— START Rows —

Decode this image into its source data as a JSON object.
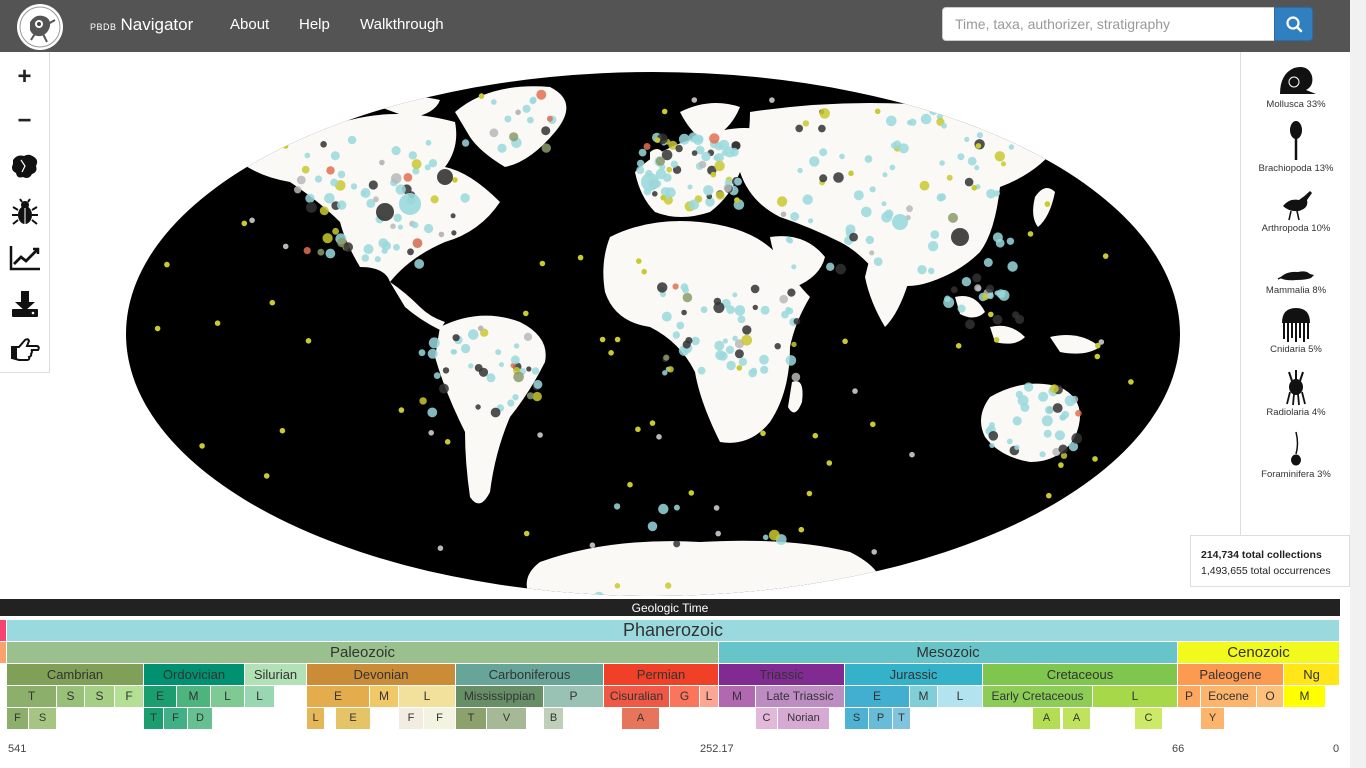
{
  "navbar": {
    "brand_small": "PBDB",
    "brand": "Navigator",
    "links": [
      "About",
      "Help",
      "Walkthrough"
    ],
    "search_placeholder": "Time, taxa, authorizer, stratigraphy"
  },
  "toolbar": {
    "zoom_in": "+",
    "zoom_out": "−",
    "icons": [
      "zoom-in-icon",
      "zoom-out-icon",
      "paleogeography-map-icon",
      "taxa-bug-icon",
      "diversity-chart-icon",
      "download-icon",
      "pointing-hand-icon"
    ]
  },
  "taxa": [
    {
      "label": "Mollusca 33%",
      "icon": "mollusca-icon"
    },
    {
      "label": "Brachiopoda 13%",
      "icon": "brachiopoda-icon"
    },
    {
      "label": "Arthropoda 10%",
      "icon": "arthropoda-icon"
    },
    {
      "label": "Mammalia 8%",
      "icon": "mammalia-icon"
    },
    {
      "label": "Cnidaria 5%",
      "icon": "cnidaria-icon"
    },
    {
      "label": "Radiolaria 4%",
      "icon": "radiolaria-icon"
    },
    {
      "label": "Foraminifera 3%",
      "icon": "foraminifera-icon"
    }
  ],
  "stats": {
    "collections": "214,734 total collections",
    "occurrences": "1,493,655 total occurrences"
  },
  "timescale": {
    "title": "Geologic Time",
    "eon": "Phanerozoic",
    "eras": [
      "Paleozoic",
      "Mesozoic",
      "Cenozoic"
    ],
    "periods": [
      "Cambrian",
      "Ordovician",
      "Silurian",
      "Devonian",
      "Carboniferous",
      "Permian",
      "Triassic",
      "Jurassic",
      "Cretaceous",
      "Paleogene",
      "Ng"
    ],
    "epochs": [
      "T",
      "S",
      "S",
      "F",
      "E",
      "M",
      "L",
      "L",
      "E",
      "M",
      "L",
      "Mississippian",
      "P",
      "Cisuralian",
      "G",
      "L",
      "M",
      "Late Triassic",
      "E",
      "M",
      "L",
      "Early Cretaceous",
      "L",
      "P",
      "Eocene",
      "O",
      "M"
    ],
    "ages": [
      "F",
      "S",
      "T",
      "F",
      "D",
      "L",
      "E",
      "F",
      "F",
      "T",
      "V",
      "B",
      "A",
      "C",
      "Norian",
      "S",
      "P",
      "T",
      "A",
      "A",
      "C",
      "Y"
    ],
    "ticks": [
      "541",
      "252.17",
      "66",
      "0"
    ],
    "colors": {
      "phanerozoic": "#9ad9dd",
      "paleozoic": "#99c08d",
      "mesozoic": "#67c5ca",
      "cenozoic": "#f2f91d"
    }
  },
  "map": {
    "ocean_color": "#000000",
    "land_color": "#fbf9f6",
    "dot_colors": [
      "#9ad9dd",
      "#333333",
      "#c9c930",
      "#8c9a6a",
      "#b8b8b8",
      "#e07050",
      "#9b7fb4"
    ]
  }
}
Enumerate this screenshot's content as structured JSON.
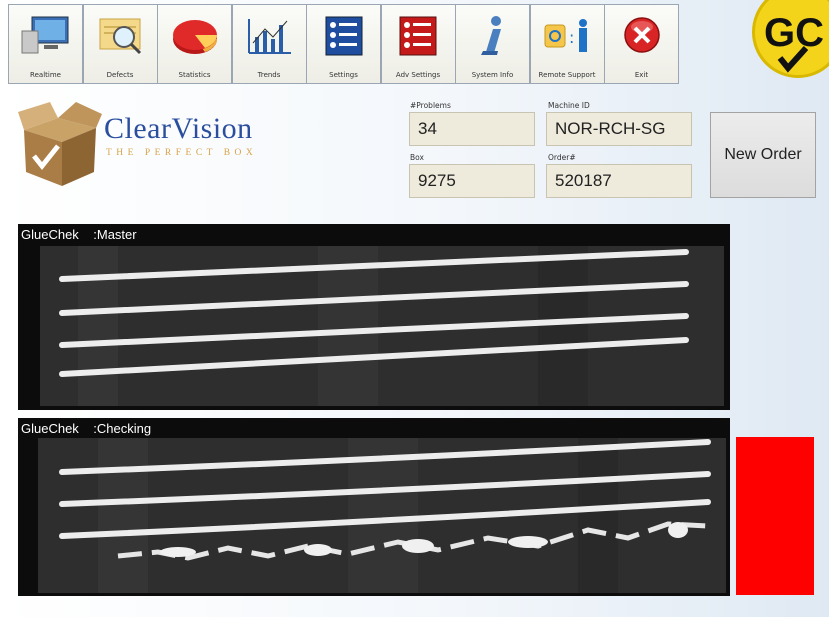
{
  "toolbar": {
    "buttons": [
      {
        "label": "Realtime",
        "icon": "monitor-icon"
      },
      {
        "label": "Defects",
        "icon": "magnifier-icon"
      },
      {
        "label": "Statistics",
        "icon": "pie-chart-icon"
      },
      {
        "label": "Trends",
        "icon": "trend-chart-icon"
      },
      {
        "label": "Settings",
        "icon": "settings-list-icon"
      },
      {
        "label": "Adv Settings",
        "icon": "advanced-settings-icon"
      },
      {
        "label": "System Info",
        "icon": "info-icon"
      },
      {
        "label": "Remote Support",
        "icon": "remote-support-icon"
      },
      {
        "label": "Exit",
        "icon": "close-icon"
      }
    ]
  },
  "badge": {
    "text": "GC",
    "icon": "checkmark-icon",
    "color": "#f4d41b"
  },
  "logo": {
    "name": "ClearVision",
    "tagline": "THE PERFECT BOX",
    "icon": "box-logo-icon"
  },
  "fields": {
    "problems": {
      "label": "#Problems",
      "value": "34"
    },
    "machine_id": {
      "label": "Machine ID",
      "value": "NOR-RCH-SG"
    },
    "box": {
      "label": "Box",
      "value": "9275"
    },
    "order": {
      "label": "Order#",
      "value": "520187"
    }
  },
  "new_order_label": "New Order",
  "panels": {
    "master": {
      "title": "GlueChek    :Master"
    },
    "checking": {
      "title": "GlueChek    :Checking"
    }
  },
  "status": {
    "color": "#ff0000"
  }
}
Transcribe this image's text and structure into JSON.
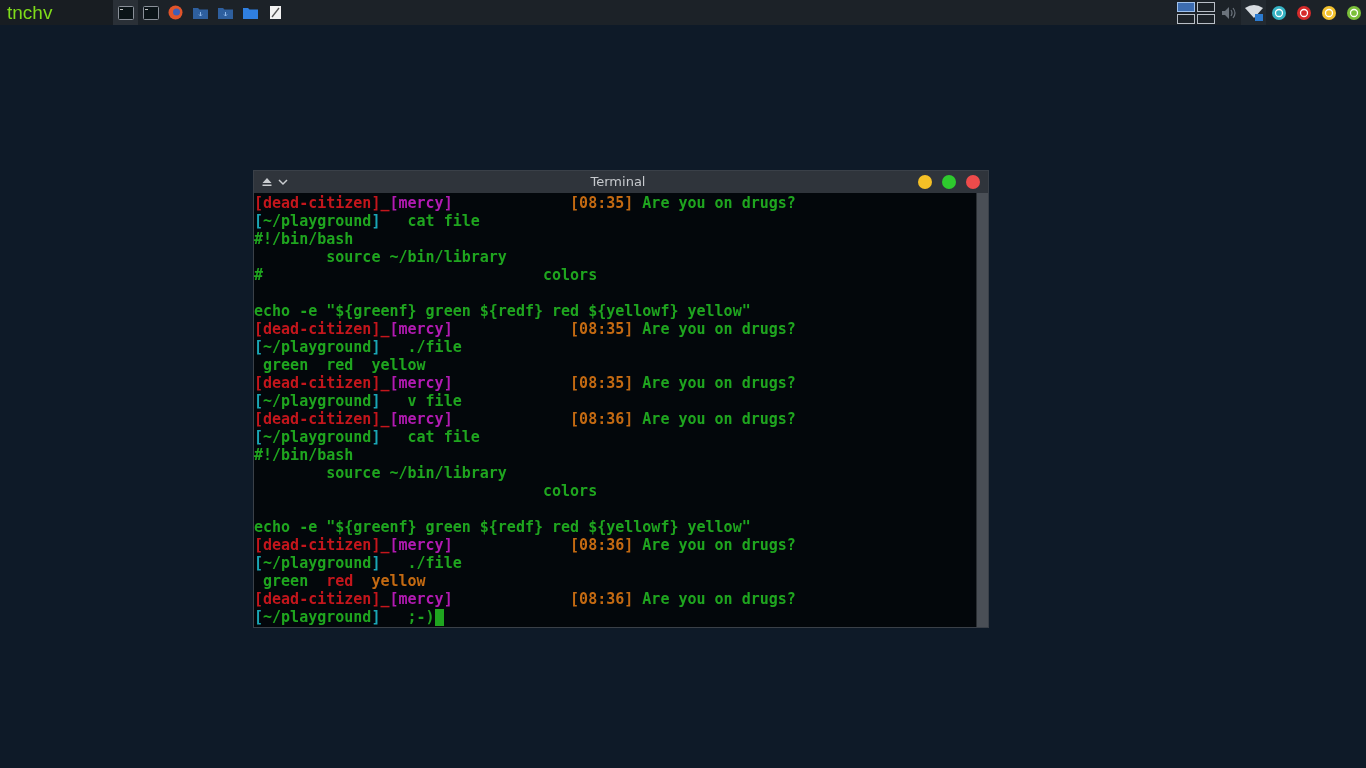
{
  "taskbar": {
    "logo": "tnchv",
    "workspaces": [
      {
        "selected": true
      },
      {
        "selected": false
      },
      {
        "selected": false
      },
      {
        "selected": false
      }
    ]
  },
  "terminal": {
    "title": "Terminal",
    "lines": [
      {
        "kind": "text",
        "segments": [
          {
            "text": "[dead-citizen]_",
            "color": "#c4161c"
          },
          {
            "text": "[mercy]",
            "color": "#b21ab2"
          },
          {
            "text": "             [08:35]",
            "color": "#c46a12"
          },
          {
            "text": " Are you on drugs?",
            "color": "#1fa51f"
          }
        ]
      },
      {
        "kind": "text",
        "segments": [
          {
            "text": "[",
            "color": "#19a6b5"
          },
          {
            "text": "~/playground",
            "color": "#1fa51f"
          },
          {
            "text": "]",
            "color": "#19a6b5"
          },
          {
            "text": "   cat file",
            "color": "#1fa51f"
          }
        ]
      },
      {
        "kind": "text",
        "segments": [
          {
            "text": "#!/bin/bash",
            "color": "#1fa51f"
          }
        ]
      },
      {
        "kind": "text",
        "segments": [
          {
            "text": "        source ~/bin/library",
            "color": "#1fa51f"
          }
        ]
      },
      {
        "kind": "text",
        "segments": [
          {
            "text": "#                               colors",
            "color": "#1fa51f"
          }
        ]
      },
      {
        "kind": "blank"
      },
      {
        "kind": "text",
        "segments": [
          {
            "text": "echo -e \"${greenf} green ${redf} red ${yellowf} yellow\"",
            "color": "#1fa51f"
          }
        ]
      },
      {
        "kind": "text",
        "segments": [
          {
            "text": "[dead-citizen]_",
            "color": "#c4161c"
          },
          {
            "text": "[mercy]",
            "color": "#b21ab2"
          },
          {
            "text": "             [08:35]",
            "color": "#c46a12"
          },
          {
            "text": " Are you on drugs?",
            "color": "#1fa51f"
          }
        ]
      },
      {
        "kind": "text",
        "segments": [
          {
            "text": "[",
            "color": "#19a6b5"
          },
          {
            "text": "~/playground",
            "color": "#1fa51f"
          },
          {
            "text": "]",
            "color": "#19a6b5"
          },
          {
            "text": "   ./file",
            "color": "#1fa51f"
          }
        ]
      },
      {
        "kind": "text",
        "segments": [
          {
            "text": " green  red  yellow",
            "color": "#1fa51f"
          }
        ]
      },
      {
        "kind": "text",
        "segments": [
          {
            "text": "[dead-citizen]_",
            "color": "#c4161c"
          },
          {
            "text": "[mercy]",
            "color": "#b21ab2"
          },
          {
            "text": "             [08:35]",
            "color": "#c46a12"
          },
          {
            "text": " Are you on drugs?",
            "color": "#1fa51f"
          }
        ]
      },
      {
        "kind": "text",
        "segments": [
          {
            "text": "[",
            "color": "#19a6b5"
          },
          {
            "text": "~/playground",
            "color": "#1fa51f"
          },
          {
            "text": "]",
            "color": "#19a6b5"
          },
          {
            "text": "   v file",
            "color": "#1fa51f"
          }
        ]
      },
      {
        "kind": "text",
        "segments": [
          {
            "text": "[dead-citizen]_",
            "color": "#c4161c"
          },
          {
            "text": "[mercy]",
            "color": "#b21ab2"
          },
          {
            "text": "             [08:36]",
            "color": "#c46a12"
          },
          {
            "text": " Are you on drugs?",
            "color": "#1fa51f"
          }
        ]
      },
      {
        "kind": "text",
        "segments": [
          {
            "text": "[",
            "color": "#19a6b5"
          },
          {
            "text": "~/playground",
            "color": "#1fa51f"
          },
          {
            "text": "]",
            "color": "#19a6b5"
          },
          {
            "text": "   cat file",
            "color": "#1fa51f"
          }
        ]
      },
      {
        "kind": "text",
        "segments": [
          {
            "text": "#!/bin/bash",
            "color": "#1fa51f"
          }
        ]
      },
      {
        "kind": "text",
        "segments": [
          {
            "text": "        source ~/bin/library",
            "color": "#1fa51f"
          }
        ]
      },
      {
        "kind": "text",
        "segments": [
          {
            "text": "                                colors",
            "color": "#1fa51f"
          }
        ]
      },
      {
        "kind": "blank"
      },
      {
        "kind": "text",
        "segments": [
          {
            "text": "echo -e \"${greenf} green ${redf} red ${yellowf} yellow\"",
            "color": "#1fa51f"
          }
        ]
      },
      {
        "kind": "text",
        "segments": [
          {
            "text": "[dead-citizen]_",
            "color": "#c4161c"
          },
          {
            "text": "[mercy]",
            "color": "#b21ab2"
          },
          {
            "text": "             [08:36]",
            "color": "#c46a12"
          },
          {
            "text": " Are you on drugs?",
            "color": "#1fa51f"
          }
        ]
      },
      {
        "kind": "text",
        "segments": [
          {
            "text": "[",
            "color": "#19a6b5"
          },
          {
            "text": "~/playground",
            "color": "#1fa51f"
          },
          {
            "text": "]",
            "color": "#19a6b5"
          },
          {
            "text": "   ./file",
            "color": "#1fa51f"
          }
        ]
      },
      {
        "kind": "text",
        "segments": [
          {
            "text": " green  ",
            "color": "#1fa51f"
          },
          {
            "text": "red  ",
            "color": "#c4161c"
          },
          {
            "text": "yellow",
            "color": "#c46a12"
          }
        ]
      },
      {
        "kind": "text",
        "segments": [
          {
            "text": "[dead-citizen]_",
            "color": "#c4161c"
          },
          {
            "text": "[mercy]",
            "color": "#b21ab2"
          },
          {
            "text": "             [08:36]",
            "color": "#c46a12"
          },
          {
            "text": " Are you on drugs?",
            "color": "#1fa51f"
          }
        ]
      },
      {
        "kind": "prompt",
        "segments": [
          {
            "text": "[",
            "color": "#19a6b5"
          },
          {
            "text": "~/playground",
            "color": "#1fa51f"
          },
          {
            "text": "]",
            "color": "#19a6b5"
          },
          {
            "text": "   ;-)",
            "color": "#1fa51f"
          }
        ]
      }
    ]
  }
}
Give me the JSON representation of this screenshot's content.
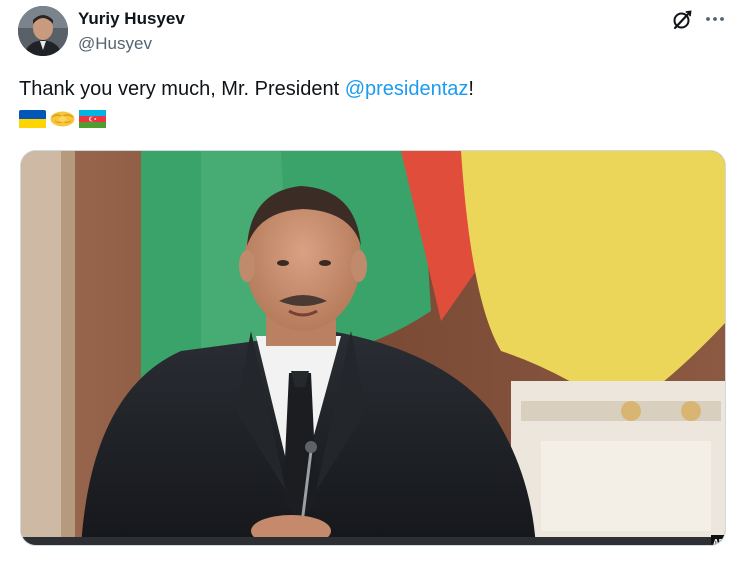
{
  "tweet": {
    "author": {
      "name": "Yuriy Husyev",
      "handle": "@Husyev"
    },
    "text": {
      "before": "Thank you very much, Mr. President ",
      "mention": "@presidentaz",
      "after": "!"
    },
    "emojis": [
      "ukraine-flag",
      "handshake",
      "azerbaijan-flag"
    ],
    "media": {
      "type": "photo",
      "watermark": "AP"
    }
  },
  "colors": {
    "text": "#0f1419",
    "secondary": "#536471",
    "link": "#1d9bf0",
    "border": "#cfd9de"
  }
}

— END Rows —

▶ **Problem to work on**
Extract precisely the lines beginning at the line containing "Give me the" and ending at the last line of the entries above, exactly as written and with no pictures.

▶ **The reply**
Give me the JSON representation of this screenshot's content.
{
  "tweet": {
    "author": {
      "name": "Yuriy Husyev",
      "handle": "@Husyev"
    },
    "text": {
      "before": "Thank you very much, Mr. President ",
      "mention": "@presidentaz",
      "after": "!"
    },
    "emojis": [
      "ukraine-flag",
      "handshake",
      "azerbaijan-flag"
    ],
    "media": {
      "type": "photo",
      "watermark": "AP"
    }
  },
  "colors": {
    "text": "#0f1419",
    "secondary": "#536471",
    "link": "#1d9bf0",
    "border": "#cfd9de"
  }
}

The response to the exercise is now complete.